• [INSTRUCCIÓN]: Transcriba literalmente el fragmento del texto sobre Michelangelo que se abre con las palabras que contienen "Michelangelo Buonarroti –" y se cierra con "el Cupido durmiente.".

• [TEXTO DE LECTURA]:
Michelangelo Buonarroti – De profesión, falsificador
Ya desde adolescente a Michelangelo Buonarroti le pirraba estudiar y analizar las creaciones de artistas. Si es que, además de tener un don, estudiaba… y mucho. Tal era su devoción que solía copiar a la perfección dibujos de artistas antiguos, ensuciando el papel y envejeciéndolo con humo para poder así quedarse con los originales (4). Todo ricura, vamos. Eso sí, nada comparado con el summun de sus falsificaciones: el Cupido durmiente.
La Piedad. Michelangelo Buonarroti, 1498-1499. Fuente
Cuando el pillo tenía 21 años realizó una estatua de un Cupido recostado. Un miembro de la familia Medici, al ver la obra, le sugirió que la envejeciera para hacerla pasar por antigua (5). De este modo, Michelangelo podría venderla mucho más cara. Y así lo hizo el florentino. La obra se vendió a un cardenal por 200 ducados. Un pastizal para la época. Aunque al florentino sólo le pagaron 30. Se conoce que el anticuario romano que hizo de intermediario en la compra-venta conocía bien su oficio y reconoció el timo. Por lo tanto, decidió quedarse con la mayor parte de las ganancias. El joven artista se dio por aludido y prefirió dejarlo pasar. Lo curioso de todo esto es que el muy granuja, además de estar tocado por la mano de Dios, tenía una flor en el culo. Cuando el cardenal que compró el Cupido se dio cuenta de la estafa, en vez de castigar a Michelangelo, se convirtió en su patrocinador.

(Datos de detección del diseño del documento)
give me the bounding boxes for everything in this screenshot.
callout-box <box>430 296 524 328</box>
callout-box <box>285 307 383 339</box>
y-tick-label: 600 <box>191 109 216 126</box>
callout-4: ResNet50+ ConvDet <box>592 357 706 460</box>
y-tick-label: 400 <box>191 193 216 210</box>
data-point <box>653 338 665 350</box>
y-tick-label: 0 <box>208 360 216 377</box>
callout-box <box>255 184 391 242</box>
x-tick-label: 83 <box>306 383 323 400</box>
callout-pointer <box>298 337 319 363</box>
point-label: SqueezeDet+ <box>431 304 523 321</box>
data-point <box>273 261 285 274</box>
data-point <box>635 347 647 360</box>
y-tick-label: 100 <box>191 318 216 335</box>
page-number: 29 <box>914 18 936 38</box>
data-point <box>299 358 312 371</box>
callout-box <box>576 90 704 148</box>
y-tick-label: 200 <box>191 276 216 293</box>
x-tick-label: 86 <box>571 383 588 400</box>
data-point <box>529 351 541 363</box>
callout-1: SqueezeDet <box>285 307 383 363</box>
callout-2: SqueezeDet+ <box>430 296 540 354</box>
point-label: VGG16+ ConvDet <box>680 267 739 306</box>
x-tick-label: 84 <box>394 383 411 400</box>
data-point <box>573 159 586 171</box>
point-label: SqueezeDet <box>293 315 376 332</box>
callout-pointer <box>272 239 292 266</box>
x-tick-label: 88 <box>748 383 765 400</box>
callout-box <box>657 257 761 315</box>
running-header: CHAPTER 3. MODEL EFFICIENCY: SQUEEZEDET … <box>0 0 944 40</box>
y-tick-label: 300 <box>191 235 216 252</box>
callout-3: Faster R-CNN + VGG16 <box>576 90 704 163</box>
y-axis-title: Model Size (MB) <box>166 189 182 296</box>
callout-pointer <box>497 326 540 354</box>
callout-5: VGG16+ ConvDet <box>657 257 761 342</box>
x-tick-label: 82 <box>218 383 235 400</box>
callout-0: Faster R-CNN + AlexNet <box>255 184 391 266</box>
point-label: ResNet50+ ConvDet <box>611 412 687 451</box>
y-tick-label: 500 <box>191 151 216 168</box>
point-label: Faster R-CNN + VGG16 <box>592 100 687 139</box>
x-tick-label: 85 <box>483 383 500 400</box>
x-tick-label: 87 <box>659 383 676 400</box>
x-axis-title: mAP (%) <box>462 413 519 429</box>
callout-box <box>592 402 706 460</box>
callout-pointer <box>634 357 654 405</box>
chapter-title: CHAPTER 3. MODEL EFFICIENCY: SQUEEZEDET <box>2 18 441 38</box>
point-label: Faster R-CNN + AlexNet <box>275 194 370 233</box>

• [RESULTADO]:
Michelangelo Buonarroti – De profesión, falsificador
Ya desde adolescente a Michelangelo Buonarroti le pirraba estudiar y analizar las creaciones de artistas. Si es que, además de tener un don, estudiaba… y mucho. Tal era su devoción que solía copiar a la perfección dibujos de artistas antiguos, ensuciando el papel y envejeciéndolo con humo para poder así quedarse con los originales (4). Todo ricura, vamos. Eso sí, nada comparado con el summun de sus falsificaciones: el Cupido durmiente.